■ **Work to complete**
Lines containing the word "GUST" are to be counted; state their number and nothing further.

■ **Listed records**

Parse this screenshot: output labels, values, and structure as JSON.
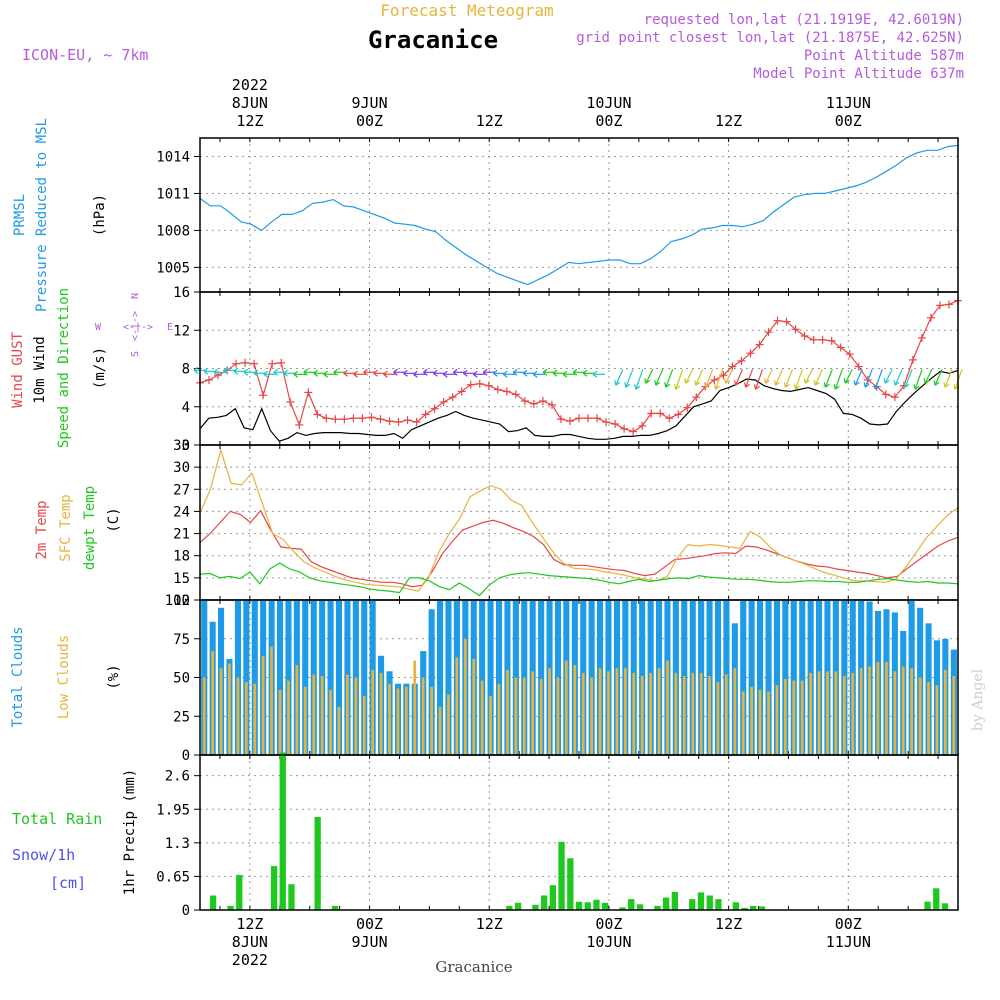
{
  "header": {
    "super_title": "Forecast Meteogram",
    "title": "Gracanice",
    "model": "ICON-EU, ~ 7km",
    "requested": "requested lon,lat (21.1919E, 42.6019N)",
    "grid_point": "grid point closest lon,lat (21.1875E, 42.625N)",
    "point_altitude": "Point Altitude 587m",
    "model_altitude": "Model Point Altitude 637m"
  },
  "time_axis": {
    "top_labels": [
      {
        "hour": 0,
        "lines": [
          "2022",
          "8JUN",
          "12Z"
        ]
      },
      {
        "hour": 12,
        "lines": [
          "9JUN",
          "00Z"
        ]
      },
      {
        "hour": 24,
        "lines": [
          "12Z"
        ]
      },
      {
        "hour": 36,
        "lines": [
          "10JUN",
          "00Z"
        ]
      },
      {
        "hour": 48,
        "lines": [
          "12Z"
        ]
      },
      {
        "hour": 60,
        "lines": [
          "11JUN",
          "00Z"
        ]
      }
    ],
    "bottom_labels": [
      {
        "hour": 0,
        "lines": [
          "12Z",
          "8JUN",
          "2022"
        ]
      },
      {
        "hour": 12,
        "lines": [
          "00Z",
          "9JUN"
        ]
      },
      {
        "hour": 24,
        "lines": [
          "12Z"
        ]
      },
      {
        "hour": 36,
        "lines": [
          "00Z",
          "10JUN"
        ]
      },
      {
        "hour": 48,
        "lines": [
          "12Z"
        ]
      },
      {
        "hour": 60,
        "lines": [
          "00Z",
          "11JUN"
        ]
      }
    ],
    "footer": "Gracanice",
    "watermark": "by Angel"
  },
  "colors": {
    "blue": "#1e9be6",
    "red": "#e64646",
    "orange": "#e6b43c",
    "green": "#1ec81e",
    "purple": "#b45adc",
    "snow": "#5050f0"
  },
  "chart_data": [
    {
      "type": "line",
      "title": "PRMSL Pressure Reduced to MSL",
      "ylabel": "(hPa)",
      "ylim": [
        1003,
        1015.5
      ],
      "yticks": [
        1005,
        1008,
        1011,
        1014
      ],
      "x_hours_from_8JUN_12Z": [
        -5,
        -4,
        -3,
        -2,
        -1,
        0,
        1,
        2,
        3,
        4,
        5,
        6,
        7,
        8,
        9,
        10,
        11,
        12,
        13,
        14,
        15,
        16,
        17,
        18,
        19,
        20,
        21,
        22,
        23,
        24,
        25,
        26,
        27,
        28,
        29,
        30,
        31,
        32,
        33,
        34,
        35,
        36,
        37,
        38,
        39,
        40,
        41,
        42,
        43,
        44,
        45,
        46,
        47,
        48,
        49,
        50,
        51,
        52,
        53,
        54,
        55,
        56,
        57,
        58,
        59,
        60,
        61,
        62,
        63,
        64,
        65,
        66,
        67,
        68,
        69,
        70,
        71
      ],
      "series": [
        {
          "name": "PRMSL",
          "color": "#1e9be6",
          "values": [
            1010.6,
            1010.0,
            1010.0,
            1009.4,
            1008.7,
            1008.5,
            1008.0,
            1008.7,
            1009.3,
            1009.3,
            1009.6,
            1010.2,
            1010.3,
            1010.5,
            1010.0,
            1009.9,
            1009.6,
            1009.3,
            1009.0,
            1008.6,
            1008.5,
            1008.4,
            1008.1,
            1007.9,
            1007.2,
            1006.6,
            1006.0,
            1005.5,
            1005.0,
            1004.5,
            1004.2,
            1003.9,
            1003.6,
            1004.0,
            1004.4,
            1004.9,
            1005.4,
            1005.3,
            1005.4,
            1005.5,
            1005.6,
            1005.6,
            1005.3,
            1005.3,
            1005.7,
            1006.3,
            1007.1,
            1007.3,
            1007.6,
            1008.1,
            1008.2,
            1008.4,
            1008.4,
            1008.3,
            1008.5,
            1008.8,
            1009.5,
            1010.1,
            1010.7,
            1010.9,
            1011.0,
            1011.0,
            1011.2,
            1011.4,
            1011.6,
            1011.9,
            1012.3,
            1012.8,
            1013.3,
            1013.9,
            1014.3,
            1014.5,
            1014.5,
            1014.8,
            1014.9
          ]
        }
      ]
    },
    {
      "type": "line",
      "title": "Wind GUST / 10m Wind / Speed and Direction",
      "ylabel": "(m/s)",
      "ylim": [
        0,
        16
      ],
      "yticks": [
        0,
        4,
        8,
        12,
        16
      ],
      "compass_labels": {
        "n": "N",
        "s": "S",
        "w": "W",
        "e": "E",
        "arrow": "<-|->"
      },
      "series": [
        {
          "name": "Wind GUST",
          "color": "#e64646",
          "values": [
            6.5,
            6.8,
            7.3,
            7.8,
            8.5,
            8.6,
            8.5,
            5.2,
            8.5,
            8.6,
            4.5,
            2.1,
            5.5,
            3.2,
            2.8,
            2.7,
            2.7,
            2.8,
            2.8,
            2.9,
            2.7,
            2.5,
            2.4,
            2.6,
            2.4,
            3.2,
            3.8,
            4.5,
            5.0,
            5.6,
            6.3,
            6.4,
            6.2,
            5.8,
            5.6,
            5.3,
            4.6,
            4.3,
            4.6,
            4.2,
            2.7,
            2.5,
            2.8,
            2.8,
            2.8,
            2.4,
            2.2,
            1.7,
            1.4,
            2.0,
            3.3,
            3.3,
            2.8,
            3.2,
            3.9,
            5.0,
            6.1,
            6.8,
            7.3,
            8.2,
            8.8,
            9.6,
            10.5,
            11.8,
            13.0,
            12.9,
            12.1,
            11.4,
            11.0,
            11.0,
            10.9,
            10.2,
            9.5,
            8.2,
            6.8,
            6.1,
            5.3,
            5.0,
            6.2,
            8.9,
            11.2,
            13.3,
            14.6,
            14.7,
            15.1
          ]
        },
        {
          "name": "10m Wind",
          "color": "#000000",
          "values": [
            1.7,
            2.8,
            2.9,
            3.1,
            3.8,
            1.8,
            1.6,
            3.8,
            1.5,
            0.4,
            0.7,
            1.3,
            1.0,
            1.2,
            1.3,
            1.3,
            1.3,
            1.2,
            1.2,
            1.1,
            1.0,
            1.0,
            1.2,
            0.7,
            1.6,
            2.0,
            2.4,
            2.8,
            3.1,
            3.5,
            3.1,
            2.8,
            2.6,
            2.4,
            2.2,
            1.4,
            1.5,
            1.8,
            1.0,
            0.9,
            0.9,
            1.1,
            1.1,
            0.9,
            0.7,
            0.6,
            0.6,
            0.7,
            0.9,
            0.9,
            1.0,
            1.0,
            1.2,
            1.5,
            2.0,
            3.0,
            4.0,
            4.3,
            4.6,
            5.7,
            6.0,
            6.4,
            6.9,
            6.8,
            6.2,
            5.9,
            5.7,
            5.6,
            5.8,
            6.0,
            5.7,
            5.4,
            4.8,
            3.3,
            3.2,
            2.8,
            2.2,
            2.1,
            2.2,
            3.5,
            4.5,
            5.4,
            6.2,
            7.0,
            7.7,
            7.5,
            7.8
          ]
        }
      ]
    },
    {
      "type": "line",
      "title": "2m Temp / SFC Temp / dewpt Temp",
      "ylabel": "(C)",
      "ylim": [
        12,
        33
      ],
      "yticks": [
        12,
        15,
        18,
        21,
        24,
        27,
        30,
        33
      ],
      "series": [
        {
          "name": "2m Temp",
          "color": "#e64646",
          "values": [
            19.8,
            21.0,
            22.5,
            24.0,
            23.6,
            22.5,
            24.1,
            21.5,
            19.2,
            19.0,
            18.9,
            17.2,
            16.5,
            16.0,
            15.5,
            15.0,
            14.8,
            14.6,
            14.4,
            14.4,
            14.2,
            13.8,
            14.0,
            15.9,
            18.3,
            20.0,
            21.5,
            22.0,
            22.5,
            22.8,
            22.4,
            21.8,
            21.3,
            20.6,
            19.5,
            17.5,
            16.8,
            16.7,
            16.7,
            16.5,
            16.3,
            16.1,
            16.0,
            15.6,
            15.3,
            15.5,
            16.5,
            17.5,
            17.6,
            17.8,
            18.0,
            18.3,
            18.4,
            18.3,
            19.3,
            19.2,
            18.8,
            18.3,
            17.8,
            17.3,
            16.9,
            16.6,
            16.5,
            16.2,
            16.0,
            15.8,
            15.6,
            15.3,
            15.0,
            15.2,
            16.3,
            17.3,
            18.3,
            19.3,
            20.0,
            20.5
          ]
        },
        {
          "name": "SFC Temp",
          "color": "#e6b43c",
          "values": [
            23.8,
            27.0,
            32.3,
            27.8,
            27.6,
            29.2,
            25.1,
            21.0,
            20.2,
            18.6,
            17.2,
            16.4,
            15.8,
            15.2,
            14.7,
            14.4,
            14.1,
            14.0,
            13.9,
            13.8,
            13.5,
            13.2,
            15.0,
            18.5,
            21.0,
            23.0,
            26.0,
            26.8,
            27.5,
            27.0,
            25.5,
            24.8,
            22.5,
            20.5,
            18.5,
            17.0,
            16.3,
            16.2,
            16.1,
            15.8,
            15.6,
            15.3,
            15.0,
            14.8,
            14.6,
            15.2,
            17.8,
            19.5,
            19.3,
            19.5,
            19.4,
            19.2,
            19.0,
            21.3,
            20.5,
            19.0,
            18.0,
            17.5,
            17.0,
            16.4,
            15.8,
            15.4,
            15.0,
            14.6,
            14.6,
            14.5,
            14.4,
            14.8,
            16.5,
            18.5,
            20.5,
            22.0,
            23.5,
            24.5
          ]
        },
        {
          "name": "dewpt Temp",
          "color": "#1ec81e",
          "values": [
            15.5,
            15.6,
            15.0,
            15.2,
            14.9,
            15.8,
            14.2,
            16.2,
            17.0,
            16.2,
            15.8,
            15.0,
            14.6,
            14.4,
            14.2,
            14.0,
            13.8,
            13.5,
            13.3,
            13.2,
            13.0,
            15.0,
            15.0,
            14.6,
            13.8,
            13.4,
            14.3,
            13.5,
            12.6,
            14.0,
            15.0,
            15.4,
            15.6,
            15.7,
            15.5,
            15.3,
            15.2,
            15.1,
            15.0,
            14.9,
            14.7,
            14.4,
            14.2,
            14.5,
            14.8,
            14.5,
            14.7,
            14.9,
            15.0,
            14.9,
            15.3,
            15.1,
            15.0,
            14.9,
            14.8,
            14.8,
            14.7,
            14.5,
            14.4,
            14.4,
            14.5,
            14.6,
            14.6,
            14.5,
            14.5,
            14.4,
            14.4,
            14.6,
            14.8,
            14.9,
            14.7,
            14.5,
            14.4,
            14.5,
            14.3,
            14.3,
            14.2
          ]
        }
      ]
    },
    {
      "type": "bar",
      "title": "Total Clouds / Low Clouds",
      "ylabel": "(%)",
      "ylim": [
        0,
        100
      ],
      "yticks": [
        0,
        25,
        50,
        75,
        100
      ],
      "series": [
        {
          "name": "Total Clouds",
          "color": "#1e9be6",
          "values": [
            100,
            86,
            95,
            62,
            100,
            100,
            100,
            100,
            100,
            100,
            100,
            100,
            100,
            100,
            100,
            100,
            100,
            100,
            100,
            100,
            100,
            64,
            54,
            46,
            46,
            46,
            67,
            94,
            100,
            100,
            100,
            100,
            100,
            100,
            100,
            100,
            100,
            100,
            100,
            100,
            100,
            100,
            100,
            100,
            100,
            100,
            100,
            100,
            100,
            100,
            100,
            100,
            100,
            100,
            100,
            100,
            100,
            100,
            100,
            100,
            100,
            100,
            100,
            85,
            100,
            100,
            100,
            100,
            100,
            100,
            100,
            100,
            100,
            100,
            100,
            100,
            100,
            100,
            100,
            99,
            93,
            94,
            92,
            80,
            100,
            95,
            85,
            74,
            75,
            68
          ]
        },
        {
          "name": "Low Clouds",
          "color": "#e6b43c",
          "values": [
            50,
            67,
            56,
            59,
            50,
            47,
            46,
            64,
            70,
            42,
            48,
            58,
            44,
            52,
            51,
            42,
            31,
            52,
            50,
            38,
            55,
            53,
            46,
            43,
            44,
            61,
            50,
            44,
            31,
            39,
            63,
            75,
            62,
            48,
            38,
            46,
            55,
            50,
            50,
            54,
            49,
            56,
            50,
            61,
            58,
            53,
            50,
            56,
            54,
            56,
            56,
            53,
            51,
            53,
            56,
            61,
            53,
            51,
            53,
            53,
            51,
            47,
            52,
            56,
            41,
            44,
            42,
            41,
            45,
            49,
            48,
            48,
            53,
            54,
            54,
            54,
            51,
            53,
            56,
            57,
            60,
            60,
            54,
            57,
            56,
            50,
            47,
            45,
            55,
            51
          ]
        }
      ]
    },
    {
      "type": "bar",
      "title": "Total Rain / Snow/1h [cm] / 1hr Precip (mm)",
      "ylabel": "1hr Precip (mm)",
      "ylim": [
        0,
        3.0
      ],
      "yticks": [
        0,
        0.65,
        1.3,
        1.95,
        2.6
      ],
      "ytick_labels": [
        "0",
        "0.65",
        "1.3",
        "1.95",
        "2.6"
      ],
      "legend": {
        "total_rain": "Total Rain",
        "snow": "Snow/1h",
        "snow_unit": "[cm]"
      },
      "series": [
        {
          "name": "1hr Precip",
          "color": "#1ec81e",
          "values": [
            0,
            0.28,
            0,
            0.08,
            0.68,
            0,
            0,
            0,
            0.85,
            3.05,
            0.5,
            0,
            0,
            1.8,
            0,
            0.08,
            0,
            0,
            0,
            0,
            0,
            0,
            0,
            0,
            0,
            0,
            0,
            0,
            0,
            0,
            0,
            0,
            0,
            0,
            0,
            0.08,
            0.14,
            0,
            0.1,
            0.28,
            0.48,
            1.32,
            1.0,
            0.16,
            0.15,
            0.2,
            0.14,
            0,
            0.05,
            0.21,
            0.11,
            0,
            0.08,
            0.24,
            0.35,
            0.01,
            0.21,
            0.34,
            0.28,
            0.21,
            0,
            0.15,
            0.04,
            0.08,
            0.07,
            0,
            0,
            0,
            0,
            0,
            0,
            0,
            0,
            0,
            0,
            0,
            0,
            0,
            0,
            0,
            0,
            0,
            0,
            0.16,
            0.42,
            0.13,
            0
          ]
        }
      ]
    }
  ]
}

■ **Response to this task**
2